▸ **Written request**: Give only the number of lines in the data that include the string "JSON".

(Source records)
========================

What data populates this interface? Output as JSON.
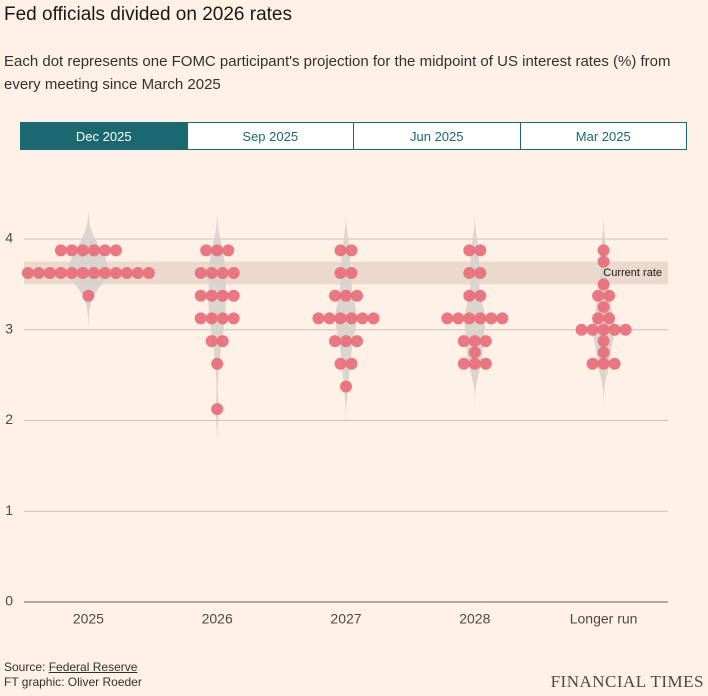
{
  "chart_data": {
    "type": "beeswarm",
    "title": "Fed officials divided on 2026 rates",
    "subtitle": "Each dot represents one FOMC participant's projection for the midpoint of US interest rates (%) from every meeting since March 2025",
    "tabs": [
      "Dec 2025",
      "Sep 2025",
      "Jun 2025",
      "Mar 2025"
    ],
    "selected_tab": "Dec 2025",
    "categories": [
      "2025",
      "2026",
      "2027",
      "2028",
      "Longer run"
    ],
    "values": [
      [
        3.875,
        3.875,
        3.875,
        3.875,
        3.875,
        3.875,
        3.625,
        3.625,
        3.625,
        3.625,
        3.625,
        3.625,
        3.625,
        3.625,
        3.625,
        3.625,
        3.625,
        3.625,
        3.375
      ],
      [
        3.875,
        3.875,
        3.875,
        3.625,
        3.625,
        3.625,
        3.625,
        3.375,
        3.375,
        3.375,
        3.375,
        3.125,
        3.125,
        3.125,
        3.125,
        2.875,
        2.875,
        2.625,
        2.125
      ],
      [
        3.875,
        3.875,
        3.625,
        3.625,
        3.375,
        3.375,
        3.375,
        3.125,
        3.125,
        3.125,
        3.125,
        3.125,
        3.125,
        2.875,
        2.875,
        2.875,
        2.625,
        2.625,
        2.375
      ],
      [
        3.875,
        3.875,
        3.625,
        3.625,
        3.375,
        3.375,
        3.125,
        3.125,
        3.125,
        3.125,
        3.125,
        3.125,
        2.875,
        2.875,
        2.875,
        2.75,
        2.625,
        2.625,
        2.625
      ],
      [
        3.875,
        3.75,
        3.5,
        3.375,
        3.375,
        3.25,
        3.125,
        3.125,
        3.0,
        3.0,
        3.0,
        3.0,
        3.0,
        2.875,
        2.75,
        2.625,
        2.625,
        2.625
      ]
    ],
    "color": "#e8717c",
    "current_rate": {
      "label": "Current rate",
      "range": [
        3.5,
        3.75
      ]
    },
    "ylim": [
      0,
      4.3
    ],
    "yticks": [
      0,
      1,
      2,
      3,
      4
    ],
    "grid": true,
    "source_prefix": "Source: ",
    "source": "Federal Reserve",
    "credit": "FT graphic: Oliver Roeder",
    "brand": "FINANCIAL TIMES"
  }
}
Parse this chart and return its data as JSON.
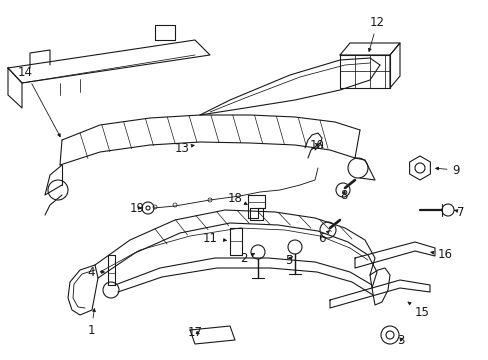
{
  "background_color": "#ffffff",
  "line_color": "#1a1a1a",
  "figsize": [
    4.89,
    3.6
  ],
  "dpi": 100,
  "fontsize": 8.5,
  "lw": 0.8
}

========================

▸ **Task result**: 2